[Data records]

···

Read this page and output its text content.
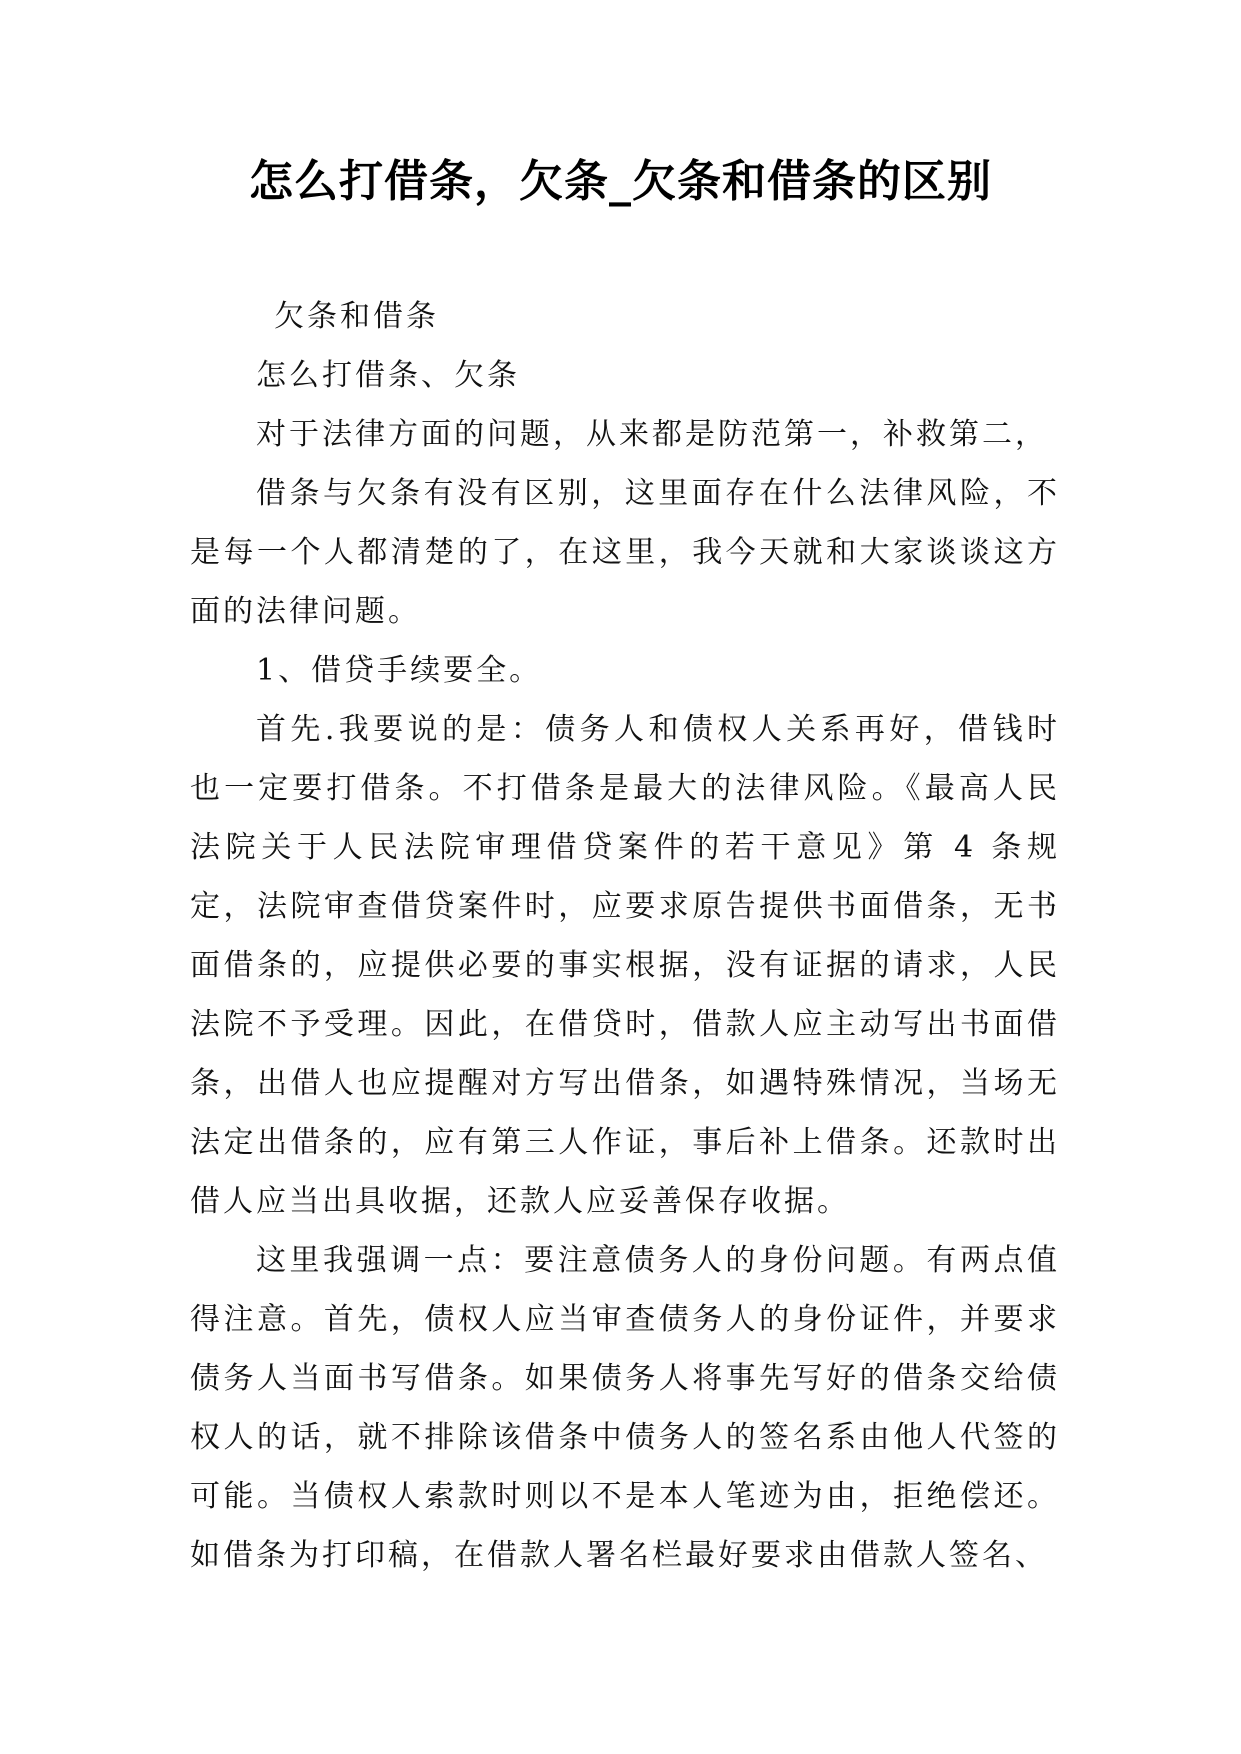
怎么打借条，欠条_欠条和借条的区别

欠条和借条

怎么打借条、欠条

对于法律方面的问题，从来都是防范第一，补救第二，

借条与欠条有没有区别，这里面存在什么法律风险，不是每一个人都清楚的了，在这里，我今天就和大家谈谈这方面的法律问题。

1、借贷手续要全。

首先.我要说的是：债务人和债权人关系再好，借钱时也一定要打借条。不打借条是最大的法律风险。《最高人民法院关于人民法院审理借贷案件的若干意见》第 4 条规定，法院审查借贷案件时，应要求原告提供书面借条，无书面借条的，应提供必要的事实根据，没有证据的请求，人民法院不予受理。因此，在借贷时，借款人应主动写出书面借条，出借人也应提醒对方写出借条，如遇特殊情况，当场无法定出借条的，应有第三人作证，事后补上借条。还款时出借人应当出具收据，还款人应妥善保存收据。

这里我强调一点：要注意债务人的身份问题。有两点值得注意。首先，债权人应当审查债务人的身份证件，并要求债务人当面书写借条。如果债务人将事先写好的借条交给债权人的话，就不排除该借条中债务人的签名系由他人代签的可能。当债权人索款时则以不是本人笔迹为由，拒绝偿还。如借条为打印稿，在借款人署名栏最好要求由借款人签名、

···

Every record above must be given again exactly; drop the pictures.

Read this page and output its text content.
怎么打借条，欠条_欠条和借条的区别

欠条和借条

怎么打借条、欠条

对于法律方面的问题，从来都是防范第一，补救第二，

借条与欠条有没有区别，这里面存在什么法律风险，不是每一个人都清楚的了，在这里，我今天就和大家谈谈这方面的法律问题。

1、借贷手续要全。

首先.我要说的是：债务人和债权人关系再好，借钱时也一定要打借条。不打借条是最大的法律风险。《最高人民法院关于人民法院审理借贷案件的若干意见》第 4 条规定，法院审查借贷案件时，应要求原告提供书面借条，无书面借条的，应提供必要的事实根据，没有证据的请求，人民法院不予受理。因此，在借贷时，借款人应主动写出书面借条，出借人也应提醒对方写出借条，如遇特殊情况，当场无法定出借条的，应有第三人作证，事后补上借条。还款时出借人应当出具收据，还款人应妥善保存收据。

这里我强调一点：要注意债务人的身份问题。有两点值得注意。首先，债权人应当审查债务人的身份证件，并要求债务人当面书写借条。如果债务人将事先写好的借条交给债权人的话，就不排除该借条中债务人的签名系由他人代签的可能。当债权人索款时则以不是本人笔迹为由，拒绝偿还。如借条为打印稿，在借款人署名栏最好要求由借款人签名、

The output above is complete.